What to produce: Your task is to copy every record exactly.

Extracted records:
■ ■ ■ ■

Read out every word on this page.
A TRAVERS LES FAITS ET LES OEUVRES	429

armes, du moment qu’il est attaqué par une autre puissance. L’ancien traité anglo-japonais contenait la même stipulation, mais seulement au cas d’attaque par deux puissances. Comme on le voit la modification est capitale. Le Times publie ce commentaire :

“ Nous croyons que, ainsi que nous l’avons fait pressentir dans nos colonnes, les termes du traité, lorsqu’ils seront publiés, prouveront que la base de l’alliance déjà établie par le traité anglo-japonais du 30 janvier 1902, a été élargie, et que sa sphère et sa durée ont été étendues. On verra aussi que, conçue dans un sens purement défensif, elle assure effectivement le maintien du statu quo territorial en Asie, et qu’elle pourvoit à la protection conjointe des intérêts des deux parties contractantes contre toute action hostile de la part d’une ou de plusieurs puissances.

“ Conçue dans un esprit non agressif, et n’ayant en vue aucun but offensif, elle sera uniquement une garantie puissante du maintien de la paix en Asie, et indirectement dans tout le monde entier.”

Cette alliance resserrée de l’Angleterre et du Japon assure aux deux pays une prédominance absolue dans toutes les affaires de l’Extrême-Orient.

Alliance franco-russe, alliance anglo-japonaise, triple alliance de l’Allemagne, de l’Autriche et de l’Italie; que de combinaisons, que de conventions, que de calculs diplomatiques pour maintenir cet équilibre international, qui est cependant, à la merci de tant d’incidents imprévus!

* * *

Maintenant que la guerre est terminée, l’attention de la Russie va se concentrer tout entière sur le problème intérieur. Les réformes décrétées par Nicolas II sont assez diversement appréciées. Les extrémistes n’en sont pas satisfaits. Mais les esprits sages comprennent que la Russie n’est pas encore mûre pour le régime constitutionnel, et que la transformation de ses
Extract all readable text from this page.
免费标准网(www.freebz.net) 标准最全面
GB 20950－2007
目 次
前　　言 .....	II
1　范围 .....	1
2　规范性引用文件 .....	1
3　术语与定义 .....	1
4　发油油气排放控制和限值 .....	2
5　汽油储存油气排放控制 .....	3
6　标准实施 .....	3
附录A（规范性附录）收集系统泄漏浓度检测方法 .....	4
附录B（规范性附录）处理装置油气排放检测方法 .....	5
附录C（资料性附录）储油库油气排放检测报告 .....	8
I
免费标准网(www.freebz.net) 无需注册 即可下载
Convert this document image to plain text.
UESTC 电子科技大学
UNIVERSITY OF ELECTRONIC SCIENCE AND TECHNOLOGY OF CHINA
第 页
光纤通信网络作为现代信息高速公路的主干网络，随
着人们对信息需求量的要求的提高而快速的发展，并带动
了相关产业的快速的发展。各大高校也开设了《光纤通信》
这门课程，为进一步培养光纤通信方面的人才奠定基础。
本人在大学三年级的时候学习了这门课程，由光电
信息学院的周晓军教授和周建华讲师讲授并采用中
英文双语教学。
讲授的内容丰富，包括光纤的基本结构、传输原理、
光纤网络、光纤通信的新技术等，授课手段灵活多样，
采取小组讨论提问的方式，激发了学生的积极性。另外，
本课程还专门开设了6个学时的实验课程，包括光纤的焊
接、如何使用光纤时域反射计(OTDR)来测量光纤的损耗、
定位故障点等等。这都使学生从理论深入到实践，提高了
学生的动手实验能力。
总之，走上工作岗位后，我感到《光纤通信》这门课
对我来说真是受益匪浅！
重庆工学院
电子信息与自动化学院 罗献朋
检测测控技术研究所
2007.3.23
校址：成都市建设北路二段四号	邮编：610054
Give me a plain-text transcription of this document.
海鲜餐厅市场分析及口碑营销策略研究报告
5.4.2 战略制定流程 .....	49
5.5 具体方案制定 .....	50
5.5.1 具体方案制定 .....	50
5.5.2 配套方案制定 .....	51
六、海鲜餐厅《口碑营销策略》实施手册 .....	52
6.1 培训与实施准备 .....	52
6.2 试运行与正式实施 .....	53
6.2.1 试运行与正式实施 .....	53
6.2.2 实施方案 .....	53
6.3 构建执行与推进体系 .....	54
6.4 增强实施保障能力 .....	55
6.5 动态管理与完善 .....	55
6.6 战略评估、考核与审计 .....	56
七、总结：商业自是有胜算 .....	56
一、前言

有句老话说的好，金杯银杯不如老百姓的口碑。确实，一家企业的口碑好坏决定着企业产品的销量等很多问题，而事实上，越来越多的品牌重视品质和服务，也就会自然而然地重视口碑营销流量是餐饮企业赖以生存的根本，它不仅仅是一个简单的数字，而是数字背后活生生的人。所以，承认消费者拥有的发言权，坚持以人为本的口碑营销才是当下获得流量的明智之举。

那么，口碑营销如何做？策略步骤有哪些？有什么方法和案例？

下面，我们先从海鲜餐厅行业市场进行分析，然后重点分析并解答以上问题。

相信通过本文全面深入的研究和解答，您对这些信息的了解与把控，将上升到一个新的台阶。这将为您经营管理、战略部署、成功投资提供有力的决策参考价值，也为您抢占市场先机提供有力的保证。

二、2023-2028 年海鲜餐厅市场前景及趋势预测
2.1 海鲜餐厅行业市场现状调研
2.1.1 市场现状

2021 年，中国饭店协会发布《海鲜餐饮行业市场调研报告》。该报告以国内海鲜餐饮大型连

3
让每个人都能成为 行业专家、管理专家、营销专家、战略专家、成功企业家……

■ ■ ■ ■

Task answer:
Read out every word on this page.
A TRAVERS LES FAITS ET LES OEUVRES	429

armes, du moment qu’il est attaqué par une autre puissance. L’ancien traité anglo-japonais contenait la même stipulation, mais seulement au cas d’attaque par deux puissances. Comme on le voit la modification est capitale. Le Times publie ce commentaire :

“ Nous croyons que, ainsi que nous l’avons fait pressentir dans nos colonnes, les termes du traité, lorsqu’ils seront publiés, prouveront que la base de l’alliance déjà établie par le traité anglo-japonais du 30 janvier 1902, a été élargie, et que sa sphère et sa durée ont été étendues. On verra aussi que, conçue dans un sens purement défensif, elle assure effectivement le maintien du statu quo territorial en Asie, et qu’elle pourvoit à la protection conjointe des intérêts des deux parties contractantes contre toute action hostile de la part d’une ou de plusieurs puissances.

“ Conçue dans un esprit non agressif, et n’ayant en vue aucun but offensif, elle sera uniquement une garantie puissante du maintien de la paix en Asie, et indirectement dans tout le monde entier.”

Cette alliance resserrée de l’Angleterre et du Japon assure aux deux pays une prédominance absolue dans toutes les affaires de l’Extrême-Orient.

Alliance franco-russe, alliance anglo-japonaise, triple alliance de l’Allemagne, de l’Autriche et de l’Italie; que de combinaisons, que de conventions, que de calculs diplomatiques pour maintenir cet équilibre international, qui est cependant, à la merci de tant d’incidents imprévus!

* * *

Maintenant que la guerre est terminée, l’attention de la Russie va se concentrer tout entière sur le problème intérieur. Les réformes décrétées par Nicolas II sont assez diversement appréciées. Les extrémistes n’en sont pas satisfaits. Mais les esprits sages comprennent que la Russie n’est pas encore mûre pour le régime constitutionnel, et que la transformation de ses
Extract all readable text from this page.
免费标准网(www.freebz.net) 标准最全面
GB 20950－2007
目 次
前　　言 .....	II
1　范围 .....	1
2　规范性引用文件 .....	1
3　术语与定义 .....	1
4　发油油气排放控制和限值 .....	2
5　汽油储存油气排放控制 .....	3
6　标准实施 .....	3
附录A（规范性附录）收集系统泄漏浓度检测方法 .....	4
附录B（规范性附录）处理装置油气排放检测方法 .....	5
附录C（资料性附录）储油库油气排放检测报告 .....	8
I
免费标准网(www.freebz.net) 无需注册 即可下载
Convert this document image to plain text.
UESTC 电子科技大学
UNIVERSITY OF ELECTRONIC SCIENCE AND TECHNOLOGY OF CHINA
第 页
光纤通信网络作为现代信息高速公路的主干网络，随
着人们对信息需求量的要求的提高而快速的发展，并带动
了相关产业的快速的发展。各大高校也开设了《光纤通信》
这门课程，为进一步培养光纤通信方面的人才奠定基础。
本人在大学三年级的时候学习了这门课程，由光电
信息学院的周晓军教授和周建华讲师讲授并采用中
英文双语教学。
讲授的内容丰富，包括光纤的基本结构、传输原理、
光纤网络、光纤通信的新技术等，授课手段灵活多样，
采取小组讨论提问的方式，激发了学生的积极性。另外，
本课程还专门开设了6个学时的实验课程，包括光纤的焊
接、如何使用光纤时域反射计(OTDR)来测量光纤的损耗、
定位故障点等等。这都使学生从理论深入到实践，提高了
学生的动手实验能力。
总之，走上工作岗位后，我感到《光纤通信》这门课
对我来说真是受益匪浅！
重庆工学院
电子信息与自动化学院 罗献朋
检测测控技术研究所
2007.3.23
校址：成都市建设北路二段四号	邮编：610054
Give me a plain-text transcription of this document.
海鲜餐厅市场分析及口碑营销策略研究报告
5.4.2 战略制定流程 .....	49
5.5 具体方案制定 .....	50
5.5.1 具体方案制定 .....	50
5.5.2 配套方案制定 .....	51
六、海鲜餐厅《口碑营销策略》实施手册 .....	52
6.1 培训与实施准备 .....	52
6.2 试运行与正式实施 .....	53
6.2.1 试运行与正式实施 .....	53
6.2.2 实施方案 .....	53
6.3 构建执行与推进体系 .....	54
6.4 增强实施保障能力 .....	55
6.5 动态管理与完善 .....	55
6.6 战略评估、考核与审计 .....	56
七、总结：商业自是有胜算 .....	56
一、前言

有句老话说的好，金杯银杯不如老百姓的口碑。确实，一家企业的口碑好坏决定着企业产品的销量等很多问题，而事实上，越来越多的品牌重视品质和服务，也就会自然而然地重视口碑营销流量是餐饮企业赖以生存的根本，它不仅仅是一个简单的数字，而是数字背后活生生的人。所以，承认消费者拥有的发言权，坚持以人为本的口碑营销才是当下获得流量的明智之举。

那么，口碑营销如何做？策略步骤有哪些？有什么方法和案例？

下面，我们先从海鲜餐厅行业市场进行分析，然后重点分析并解答以上问题。

相信通过本文全面深入的研究和解答，您对这些信息的了解与把控，将上升到一个新的台阶。这将为您经营管理、战略部署、成功投资提供有力的决策参考价值，也为您抢占市场先机提供有力的保证。

二、2023-2028 年海鲜餐厅市场前景及趋势预测
2.1 海鲜餐厅行业市场现状调研
2.1.1 市场现状

2021 年，中国饭店协会发布《海鲜餐饮行业市场调研报告》。该报告以国内海鲜餐饮大型连

3
让每个人都能成为 行业专家、管理专家、营销专家、战略专家、成功企业家……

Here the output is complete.